__DATASET RECORDS__
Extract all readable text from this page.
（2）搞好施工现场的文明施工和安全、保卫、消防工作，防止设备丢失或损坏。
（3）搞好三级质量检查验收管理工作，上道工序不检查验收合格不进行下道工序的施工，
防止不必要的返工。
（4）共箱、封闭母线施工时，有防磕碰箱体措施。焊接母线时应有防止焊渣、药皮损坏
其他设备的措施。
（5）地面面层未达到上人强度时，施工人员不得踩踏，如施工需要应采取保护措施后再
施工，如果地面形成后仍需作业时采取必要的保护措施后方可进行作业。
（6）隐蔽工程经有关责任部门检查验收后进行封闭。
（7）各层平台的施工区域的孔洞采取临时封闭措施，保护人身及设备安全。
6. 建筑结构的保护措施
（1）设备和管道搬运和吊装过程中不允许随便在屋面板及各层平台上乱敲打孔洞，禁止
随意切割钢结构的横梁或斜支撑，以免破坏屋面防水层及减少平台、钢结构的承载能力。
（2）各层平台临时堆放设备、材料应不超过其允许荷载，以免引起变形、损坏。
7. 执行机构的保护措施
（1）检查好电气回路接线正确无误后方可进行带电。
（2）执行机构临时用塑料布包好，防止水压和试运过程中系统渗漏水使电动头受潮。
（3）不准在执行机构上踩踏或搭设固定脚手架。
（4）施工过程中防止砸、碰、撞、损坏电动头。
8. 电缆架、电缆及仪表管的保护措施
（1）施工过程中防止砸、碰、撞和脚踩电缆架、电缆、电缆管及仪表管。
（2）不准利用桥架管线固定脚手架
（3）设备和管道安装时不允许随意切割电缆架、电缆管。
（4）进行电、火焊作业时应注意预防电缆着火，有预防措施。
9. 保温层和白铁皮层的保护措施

__EXERCISE INSTRUCTIONS__
Reproduce the records word for word.

__OUTPUT FOR THIS TASK__
Extract all readable text from this page.
（2）搞好施工现场的文明施工和安全、保卫、消防工作，防止设备丢失或损坏。
（3）搞好三级质量检查验收管理工作，上道工序不检查验收合格不进行下道工序的施工，
防止不必要的返工。
（4）共箱、封闭母线施工时，有防磕碰箱体措施。焊接母线时应有防止焊渣、药皮损坏
其他设备的措施。
（5）地面面层未达到上人强度时，施工人员不得踩踏，如施工需要应采取保护措施后再
施工，如果地面形成后仍需作业时采取必要的保护措施后方可进行作业。
（6）隐蔽工程经有关责任部门检查验收后进行封闭。
（7）各层平台的施工区域的孔洞采取临时封闭措施，保护人身及设备安全。
6. 建筑结构的保护措施
（1）设备和管道搬运和吊装过程中不允许随便在屋面板及各层平台上乱敲打孔洞，禁止
随意切割钢结构的横梁或斜支撑，以免破坏屋面防水层及减少平台、钢结构的承载能力。
（2）各层平台临时堆放设备、材料应不超过其允许荷载，以免引起变形、损坏。
7. 执行机构的保护措施
（1）检查好电气回路接线正确无误后方可进行带电。
（2）执行机构临时用塑料布包好，防止水压和试运过程中系统渗漏水使电动头受潮。
（3）不准在执行机构上踩踏或搭设固定脚手架。
（4）施工过程中防止砸、碰、撞、损坏电动头。
8. 电缆架、电缆及仪表管的保护措施
（1）施工过程中防止砸、碰、撞和脚踩电缆架、电缆、电缆管及仪表管。
（2）不准利用桥架管线固定脚手架
（3）设备和管道安装时不允许随意切割电缆架、电缆管。
（4）进行电、火焊作业时应注意预防电缆着火，有预防措施。
9. 保温层和白铁皮层的保护措施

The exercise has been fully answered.